• **Given instruction**
The data below needs to be returned exactly, line for line.

[Entries with figure data]
^^^^^^^^

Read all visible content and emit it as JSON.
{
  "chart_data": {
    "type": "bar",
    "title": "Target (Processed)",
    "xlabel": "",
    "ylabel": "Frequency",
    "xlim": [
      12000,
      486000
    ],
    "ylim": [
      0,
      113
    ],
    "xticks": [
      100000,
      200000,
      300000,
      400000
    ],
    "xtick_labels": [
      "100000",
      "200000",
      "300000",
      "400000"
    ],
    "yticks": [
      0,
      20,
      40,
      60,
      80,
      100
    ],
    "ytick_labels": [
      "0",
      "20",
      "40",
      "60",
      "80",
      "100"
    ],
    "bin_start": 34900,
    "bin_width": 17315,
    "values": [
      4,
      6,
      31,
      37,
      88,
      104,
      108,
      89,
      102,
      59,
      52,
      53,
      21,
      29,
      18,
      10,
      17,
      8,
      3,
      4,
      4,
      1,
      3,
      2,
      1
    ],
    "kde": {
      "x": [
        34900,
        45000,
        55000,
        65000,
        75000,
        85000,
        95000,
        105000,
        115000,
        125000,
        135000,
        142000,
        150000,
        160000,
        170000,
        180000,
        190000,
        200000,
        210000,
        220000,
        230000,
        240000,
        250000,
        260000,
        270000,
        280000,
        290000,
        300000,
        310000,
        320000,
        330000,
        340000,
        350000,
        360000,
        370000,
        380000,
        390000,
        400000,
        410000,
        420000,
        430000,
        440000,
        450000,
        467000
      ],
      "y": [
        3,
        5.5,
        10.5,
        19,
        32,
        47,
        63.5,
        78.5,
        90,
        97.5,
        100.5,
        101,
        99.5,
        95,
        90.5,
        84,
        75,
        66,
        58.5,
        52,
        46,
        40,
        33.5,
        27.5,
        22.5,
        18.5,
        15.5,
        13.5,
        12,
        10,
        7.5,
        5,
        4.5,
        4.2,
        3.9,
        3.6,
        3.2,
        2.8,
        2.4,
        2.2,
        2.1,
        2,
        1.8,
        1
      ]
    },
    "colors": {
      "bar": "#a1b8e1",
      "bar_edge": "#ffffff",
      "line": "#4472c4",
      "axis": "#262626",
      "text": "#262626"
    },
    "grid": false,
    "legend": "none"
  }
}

^^^^^^^^

• **Complete response**
Read all visible content and emit it as JSON.
{
  "chart_data": {
    "type": "bar",
    "title": "Target (Processed)",
    "xlabel": "",
    "ylabel": "Frequency",
    "xlim": [
      12000,
      486000
    ],
    "ylim": [
      0,
      113
    ],
    "xticks": [
      100000,
      200000,
      300000,
      400000
    ],
    "xtick_labels": [
      "100000",
      "200000",
      "300000",
      "400000"
    ],
    "yticks": [
      0,
      20,
      40,
      60,
      80,
      100
    ],
    "ytick_labels": [
      "0",
      "20",
      "40",
      "60",
      "80",
      "100"
    ],
    "bin_start": 34900,
    "bin_width": 17315,
    "values": [
      4,
      6,
      31,
      37,
      88,
      104,
      108,
      89,
      102,
      59,
      52,
      53,
      21,
      29,
      18,
      10,
      17,
      8,
      3,
      4,
      4,
      1,
      3,
      2,
      1
    ],
    "kde": {
      "x": [
        34900,
        45000,
        55000,
        65000,
        75000,
        85000,
        95000,
        105000,
        115000,
        125000,
        135000,
        142000,
        150000,
        160000,
        170000,
        180000,
        190000,
        200000,
        210000,
        220000,
        230000,
        240000,
        250000,
        260000,
        270000,
        280000,
        290000,
        300000,
        310000,
        320000,
        330000,
        340000,
        350000,
        360000,
        370000,
        380000,
        390000,
        400000,
        410000,
        420000,
        430000,
        440000,
        450000,
        467000
      ],
      "y": [
        3,
        5.5,
        10.5,
        19,
        32,
        47,
        63.5,
        78.5,
        90,
        97.5,
        100.5,
        101,
        99.5,
        95,
        90.5,
        84,
        75,
        66,
        58.5,
        52,
        46,
        40,
        33.5,
        27.5,
        22.5,
        18.5,
        15.5,
        13.5,
        12,
        10,
        7.5,
        5,
        4.5,
        4.2,
        3.9,
        3.6,
        3.2,
        2.8,
        2.4,
        2.2,
        2.1,
        2,
        1.8,
        1
      ]
    },
    "colors": {
      "bar": "#a1b8e1",
      "bar_edge": "#ffffff",
      "line": "#4472c4",
      "axis": "#262626",
      "text": "#262626"
    },
    "grid": false,
    "legend": "none"
  }
}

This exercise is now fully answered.